Question

An electron and a proton are each placed at rest in a uniform electric field of magnitude 554 N/C. Calculate the speed of each particle 52.0 ns after being released. electron m/s proton m/s Need Help?

Answer 1

Step-by-step explanation:

It is given that,

Electric field, E = 554 N/C

Time,
`t=52\ ns=52* 10^(-9)\ s`

Electric force, F = qE

For both electron and proton,
`F=1.6* 10^(-19)\ C* 554\ N/C`

`F=8.86* 10^(-17)\ N`

For electron,
`F=m_ea_e`

`a_e=(F)/(m_e)`

`a_e=(8.86* 10^(-17)\ N)/(9.1* 10^(-31)\ kg)`

`a_e=9.73* 10^(13)\ m/s^2`

Using first equation of motion as :

`v=u+at`

u = 0

`v=9.73* 10^(13)\ m/s^2* 52* 10^(-9)\ s`

v = 5059600 m/s

or

v = 5.05 × 10⁶ m/s

For proton :

`F=m_pa_p`

`a_p=(F)/(m_e)`

`a_p=(8.86* 10^(-17)\ N)/(1.67* 10^(-27)\ kg)`

`a_p=5.3* 10^(10)\ m/s^2`

Using first equation of motion as :

`v=u+at`

u = 0

`v=5.3* 10^(10)\ m/s^2* 52* 10^(-9)\ s`

v = 2756 m/s

Hence, this is the required solution.

- _REQUIRED WORK_
Revise the physics thread starting at "An electron and" and ending at "m/s Need Help?", changing "uniform" to "steady". The items that come next are from a separate source, not the physics thread.

- _SUPPLIED INFORMATION_
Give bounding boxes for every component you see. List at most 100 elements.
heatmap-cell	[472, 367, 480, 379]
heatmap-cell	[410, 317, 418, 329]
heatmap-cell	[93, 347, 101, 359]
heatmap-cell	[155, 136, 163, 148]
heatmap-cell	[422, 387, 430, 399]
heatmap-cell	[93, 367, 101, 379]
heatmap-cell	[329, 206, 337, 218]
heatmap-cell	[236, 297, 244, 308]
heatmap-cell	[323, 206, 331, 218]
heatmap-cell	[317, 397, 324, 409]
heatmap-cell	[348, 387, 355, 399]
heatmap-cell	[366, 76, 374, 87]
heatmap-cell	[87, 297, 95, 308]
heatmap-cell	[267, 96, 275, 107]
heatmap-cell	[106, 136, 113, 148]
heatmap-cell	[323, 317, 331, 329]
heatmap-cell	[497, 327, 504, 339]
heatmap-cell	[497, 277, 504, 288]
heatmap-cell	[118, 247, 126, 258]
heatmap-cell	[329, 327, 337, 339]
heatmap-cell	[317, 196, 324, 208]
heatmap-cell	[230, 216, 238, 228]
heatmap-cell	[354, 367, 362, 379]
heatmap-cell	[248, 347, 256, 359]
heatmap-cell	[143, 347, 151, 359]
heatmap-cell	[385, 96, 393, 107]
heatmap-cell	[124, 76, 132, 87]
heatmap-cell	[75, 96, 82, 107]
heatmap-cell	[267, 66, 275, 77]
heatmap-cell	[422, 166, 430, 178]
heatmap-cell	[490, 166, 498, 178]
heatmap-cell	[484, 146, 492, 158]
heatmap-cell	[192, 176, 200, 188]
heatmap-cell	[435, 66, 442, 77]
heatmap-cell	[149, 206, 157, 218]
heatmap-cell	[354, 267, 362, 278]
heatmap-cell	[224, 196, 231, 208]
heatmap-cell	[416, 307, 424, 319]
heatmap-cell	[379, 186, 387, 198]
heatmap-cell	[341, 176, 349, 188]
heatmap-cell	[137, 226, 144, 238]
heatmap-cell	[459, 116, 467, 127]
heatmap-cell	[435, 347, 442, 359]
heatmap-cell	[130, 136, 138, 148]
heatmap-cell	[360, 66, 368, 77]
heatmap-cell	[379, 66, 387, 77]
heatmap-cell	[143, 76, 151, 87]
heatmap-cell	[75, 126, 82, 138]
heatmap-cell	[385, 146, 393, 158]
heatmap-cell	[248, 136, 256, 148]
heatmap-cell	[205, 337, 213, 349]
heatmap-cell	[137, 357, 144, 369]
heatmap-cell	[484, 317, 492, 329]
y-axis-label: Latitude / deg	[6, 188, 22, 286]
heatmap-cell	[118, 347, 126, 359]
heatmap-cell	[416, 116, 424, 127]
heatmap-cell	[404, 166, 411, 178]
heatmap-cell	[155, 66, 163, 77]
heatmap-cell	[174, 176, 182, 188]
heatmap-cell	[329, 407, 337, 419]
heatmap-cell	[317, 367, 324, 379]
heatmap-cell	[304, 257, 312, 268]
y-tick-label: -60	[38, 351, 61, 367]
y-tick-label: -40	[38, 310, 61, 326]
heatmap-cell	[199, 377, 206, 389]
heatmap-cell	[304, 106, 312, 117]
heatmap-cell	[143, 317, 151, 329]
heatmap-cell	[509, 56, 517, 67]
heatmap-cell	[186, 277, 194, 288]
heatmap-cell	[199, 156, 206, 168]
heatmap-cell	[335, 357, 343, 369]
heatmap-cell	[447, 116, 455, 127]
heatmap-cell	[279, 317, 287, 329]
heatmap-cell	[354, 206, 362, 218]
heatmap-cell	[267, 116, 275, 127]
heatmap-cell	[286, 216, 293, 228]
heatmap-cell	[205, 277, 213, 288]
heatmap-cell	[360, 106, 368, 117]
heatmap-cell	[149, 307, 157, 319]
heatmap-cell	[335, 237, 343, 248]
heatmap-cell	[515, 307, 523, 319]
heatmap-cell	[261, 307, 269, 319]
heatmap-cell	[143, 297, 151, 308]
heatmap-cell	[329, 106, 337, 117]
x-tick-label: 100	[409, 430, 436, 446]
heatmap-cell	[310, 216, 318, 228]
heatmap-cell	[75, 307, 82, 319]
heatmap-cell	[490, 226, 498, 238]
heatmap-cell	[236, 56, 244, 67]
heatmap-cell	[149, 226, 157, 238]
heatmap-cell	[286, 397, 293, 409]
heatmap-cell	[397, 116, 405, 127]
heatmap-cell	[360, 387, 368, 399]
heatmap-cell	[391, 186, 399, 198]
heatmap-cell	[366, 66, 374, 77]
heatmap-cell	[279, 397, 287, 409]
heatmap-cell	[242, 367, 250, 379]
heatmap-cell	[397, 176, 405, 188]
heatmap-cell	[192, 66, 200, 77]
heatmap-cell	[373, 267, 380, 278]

- _EXERCISE SOLUTION_
An electron and a proton are each placed at rest in a steady electric field of magnitude 554 N/C. Calculate the speed of each particle 52.0 ns after being released. electron m/s proton m/s Need Help?